= Objective =
Return each line holding the string "Brilliant".

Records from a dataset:
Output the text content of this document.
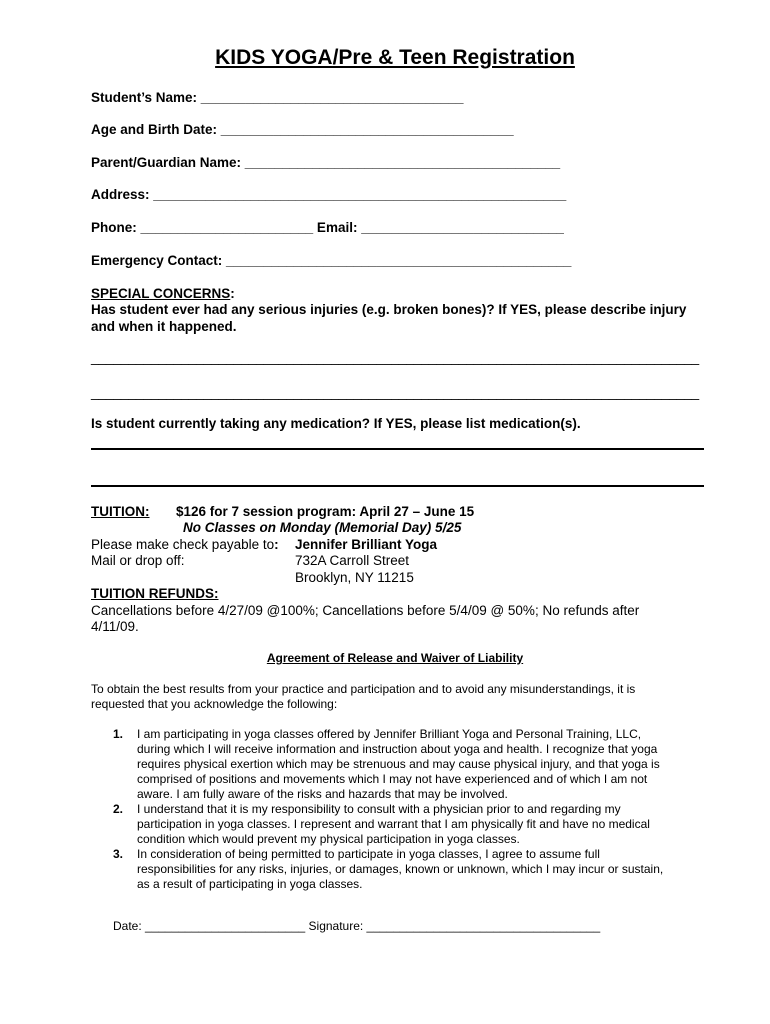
KIDS YOGA/Pre & Teen Registration
Student’s Name: ___________________________________
Age and Birth Date: _______________________________________
Parent/Guardian Name: __________________________________________
Address: _______________________________________________________
Phone: _______________________ Email: ___________________________
Emergency Contact: ______________________________________________
SPECIAL CONCERNS:
Has student ever had any serious injuries (e.g. broken bones)? If YES, please describe injury
and when it happened.
_________________________________________________________________________________
_________________________________________________________________________________
Is student currently taking any medication? If YES, please list medication(s).
TUITION: $126 for 7 session program: April 27 – June 15
No Classes on Monday (Memorial Day) 5/25
Please make check payable to: Jennifer Brilliant Yoga
Mail or drop off:	732A Carroll Street
Brooklyn, NY 11215
TUITION REFUNDS:
Cancellations before 4/27/09 @100%; Cancellations before 5/4/09 @ 50%; No refunds after
4/11/09.
Agreement of Release and Waiver of Liability
To obtain the best results from your practice and participation and to avoid any misunderstandings, it is
requested that you acknowledge the following:
1. I am participating in yoga classes offered by Jennifer Brilliant Yoga and Personal Training, LLC,
during which I will receive information and instruction about yoga and health. I recognize that yoga
requires physical exertion which may be strenuous and may cause physical injury, and that yoga is
comprised of positions and movements which I may not have experienced and of which I am not
aware. I am fully aware of the risks and hazards that may be involved.
2. I understand that it is my responsibility to consult with a physician prior to and regarding my
participation in yoga classes. I represent and warrant that I am physically fit and have no medical
condition which would prevent my physical participation in yoga classes.
3. In consideration of being permitted to participate in yoga classes, I agree to assume full
responsibilities for any risks, injuries, or damages, known or unknown, which I may incur or sustain,
as a result of participating in yoga classes.
Date: ________________________ Signature: ___________________________________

= Correct result =
Please make check payable to: Jennifer Brilliant Yoga
1. I am participating in yoga classes offered by Jennifer Brilliant Yoga and Personal Training, LLC,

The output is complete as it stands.